*Given instruction:* Take the material and output all of it exactly.

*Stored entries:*

■ ■ ■ ■ ■

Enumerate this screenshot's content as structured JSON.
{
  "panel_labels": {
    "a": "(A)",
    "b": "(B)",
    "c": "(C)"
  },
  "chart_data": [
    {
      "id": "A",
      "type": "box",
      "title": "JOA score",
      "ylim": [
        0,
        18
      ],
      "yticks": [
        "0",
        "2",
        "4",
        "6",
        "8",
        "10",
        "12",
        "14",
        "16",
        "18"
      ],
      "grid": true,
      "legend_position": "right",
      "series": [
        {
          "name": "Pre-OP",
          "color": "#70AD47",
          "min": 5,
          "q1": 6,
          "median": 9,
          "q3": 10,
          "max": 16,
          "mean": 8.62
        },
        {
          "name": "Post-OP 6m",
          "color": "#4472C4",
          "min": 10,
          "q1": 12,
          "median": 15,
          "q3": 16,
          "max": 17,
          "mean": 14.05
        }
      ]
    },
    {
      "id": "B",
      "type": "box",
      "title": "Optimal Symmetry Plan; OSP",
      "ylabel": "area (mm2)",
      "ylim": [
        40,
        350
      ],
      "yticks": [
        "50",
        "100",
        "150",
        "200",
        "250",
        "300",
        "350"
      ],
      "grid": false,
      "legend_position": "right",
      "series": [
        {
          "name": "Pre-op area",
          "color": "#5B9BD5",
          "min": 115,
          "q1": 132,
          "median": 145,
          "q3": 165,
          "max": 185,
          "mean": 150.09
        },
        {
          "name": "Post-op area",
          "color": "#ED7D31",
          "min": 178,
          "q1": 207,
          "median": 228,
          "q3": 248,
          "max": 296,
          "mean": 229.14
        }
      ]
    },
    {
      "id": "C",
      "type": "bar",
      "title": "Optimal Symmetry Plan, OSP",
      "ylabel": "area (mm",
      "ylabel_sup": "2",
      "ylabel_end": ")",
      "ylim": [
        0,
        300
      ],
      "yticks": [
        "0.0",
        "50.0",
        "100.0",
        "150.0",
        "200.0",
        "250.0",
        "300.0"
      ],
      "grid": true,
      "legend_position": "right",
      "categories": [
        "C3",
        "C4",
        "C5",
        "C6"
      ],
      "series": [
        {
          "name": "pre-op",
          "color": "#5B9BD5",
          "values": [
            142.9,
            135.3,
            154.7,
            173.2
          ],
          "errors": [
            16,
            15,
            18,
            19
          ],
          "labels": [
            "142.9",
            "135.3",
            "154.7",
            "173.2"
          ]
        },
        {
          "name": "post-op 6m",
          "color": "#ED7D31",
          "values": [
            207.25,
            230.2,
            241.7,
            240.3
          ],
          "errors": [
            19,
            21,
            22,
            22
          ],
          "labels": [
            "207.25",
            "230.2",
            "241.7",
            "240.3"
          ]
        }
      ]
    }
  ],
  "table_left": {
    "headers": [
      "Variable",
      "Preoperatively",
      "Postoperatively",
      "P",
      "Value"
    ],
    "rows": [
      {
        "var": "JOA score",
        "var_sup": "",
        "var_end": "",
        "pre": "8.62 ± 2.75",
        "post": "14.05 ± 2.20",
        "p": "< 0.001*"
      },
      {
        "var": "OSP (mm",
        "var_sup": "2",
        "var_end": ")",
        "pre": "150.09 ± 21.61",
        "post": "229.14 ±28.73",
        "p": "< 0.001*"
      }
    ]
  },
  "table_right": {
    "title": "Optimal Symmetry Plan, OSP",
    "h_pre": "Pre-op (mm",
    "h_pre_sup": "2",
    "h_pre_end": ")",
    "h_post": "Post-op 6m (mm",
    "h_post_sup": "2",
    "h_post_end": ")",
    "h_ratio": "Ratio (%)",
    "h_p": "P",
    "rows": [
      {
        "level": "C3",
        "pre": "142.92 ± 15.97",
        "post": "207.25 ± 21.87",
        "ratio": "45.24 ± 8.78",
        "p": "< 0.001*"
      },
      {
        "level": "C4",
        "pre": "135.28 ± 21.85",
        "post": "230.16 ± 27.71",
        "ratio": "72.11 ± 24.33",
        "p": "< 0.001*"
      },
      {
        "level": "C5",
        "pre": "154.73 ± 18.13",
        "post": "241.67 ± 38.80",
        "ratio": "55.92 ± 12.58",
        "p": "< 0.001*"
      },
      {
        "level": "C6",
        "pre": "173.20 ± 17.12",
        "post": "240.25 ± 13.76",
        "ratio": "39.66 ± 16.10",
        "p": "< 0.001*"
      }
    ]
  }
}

■ ■ ■ ■ ■

*Task output:*
Enumerate this screenshot's content as structured JSON.
{
  "panel_labels": {
    "a": "(A)",
    "b": "(B)",
    "c": "(C)"
  },
  "chart_data": [
    {
      "id": "A",
      "type": "box",
      "title": "JOA score",
      "ylim": [
        0,
        18
      ],
      "yticks": [
        "0",
        "2",
        "4",
        "6",
        "8",
        "10",
        "12",
        "14",
        "16",
        "18"
      ],
      "grid": true,
      "legend_position": "right",
      "series": [
        {
          "name": "Pre-OP",
          "color": "#70AD47",
          "min": 5,
          "q1": 6,
          "median": 9,
          "q3": 10,
          "max": 16,
          "mean": 8.62
        },
        {
          "name": "Post-OP 6m",
          "color": "#4472C4",
          "min": 10,
          "q1": 12,
          "median": 15,
          "q3": 16,
          "max": 17,
          "mean": 14.05
        }
      ]
    },
    {
      "id": "B",
      "type": "box",
      "title": "Optimal Symmetry Plan; OSP",
      "ylabel": "area (mm2)",
      "ylim": [
        40,
        350
      ],
      "yticks": [
        "50",
        "100",
        "150",
        "200",
        "250",
        "300",
        "350"
      ],
      "grid": false,
      "legend_position": "right",
      "series": [
        {
          "name": "Pre-op area",
          "color": "#5B9BD5",
          "min": 115,
          "q1": 132,
          "median": 145,
          "q3": 165,
          "max": 185,
          "mean": 150.09
        },
        {
          "name": "Post-op area",
          "color": "#ED7D31",
          "min": 178,
          "q1": 207,
          "median": 228,
          "q3": 248,
          "max": 296,
          "mean": 229.14
        }
      ]
    },
    {
      "id": "C",
      "type": "bar",
      "title": "Optimal Symmetry Plan, OSP",
      "ylabel": "area (mm",
      "ylabel_sup": "2",
      "ylabel_end": ")",
      "ylim": [
        0,
        300
      ],
      "yticks": [
        "0.0",
        "50.0",
        "100.0",
        "150.0",
        "200.0",
        "250.0",
        "300.0"
      ],
      "grid": true,
      "legend_position": "right",
      "categories": [
        "C3",
        "C4",
        "C5",
        "C6"
      ],
      "series": [
        {
          "name": "pre-op",
          "color": "#5B9BD5",
          "values": [
            142.9,
            135.3,
            154.7,
            173.2
          ],
          "errors": [
            16,
            15,
            18,
            19
          ],
          "labels": [
            "142.9",
            "135.3",
            "154.7",
            "173.2"
          ]
        },
        {
          "name": "post-op 6m",
          "color": "#ED7D31",
          "values": [
            207.25,
            230.2,
            241.7,
            240.3
          ],
          "errors": [
            19,
            21,
            22,
            22
          ],
          "labels": [
            "207.25",
            "230.2",
            "241.7",
            "240.3"
          ]
        }
      ]
    }
  ],
  "table_left": {
    "headers": [
      "Variable",
      "Preoperatively",
      "Postoperatively",
      "P",
      "Value"
    ],
    "rows": [
      {
        "var": "JOA score",
        "var_sup": "",
        "var_end": "",
        "pre": "8.62 ± 2.75",
        "post": "14.05 ± 2.20",
        "p": "< 0.001*"
      },
      {
        "var": "OSP (mm",
        "var_sup": "2",
        "var_end": ")",
        "pre": "150.09 ± 21.61",
        "post": "229.14 ±28.73",
        "p": "< 0.001*"
      }
    ]
  },
  "table_right": {
    "title": "Optimal Symmetry Plan, OSP",
    "h_pre": "Pre-op (mm",
    "h_pre_sup": "2",
    "h_pre_end": ")",
    "h_post": "Post-op 6m (mm",
    "h_post_sup": "2",
    "h_post_end": ")",
    "h_ratio": "Ratio (%)",
    "h_p": "P",
    "rows": [
      {
        "level": "C3",
        "pre": "142.92 ± 15.97",
        "post": "207.25 ± 21.87",
        "ratio": "45.24 ± 8.78",
        "p": "< 0.001*"
      },
      {
        "level": "C4",
        "pre": "135.28 ± 21.85",
        "post": "230.16 ± 27.71",
        "ratio": "72.11 ± 24.33",
        "p": "< 0.001*"
      },
      {
        "level": "C5",
        "pre": "154.73 ± 18.13",
        "post": "241.67 ± 38.80",
        "ratio": "55.92 ± 12.58",
        "p": "< 0.001*"
      },
      {
        "level": "C6",
        "pre": "173.20 ± 17.12",
        "post": "240.25 ± 13.76",
        "ratio": "39.66 ± 16.10",
        "p": "< 0.001*"
      }
    ]
  }
}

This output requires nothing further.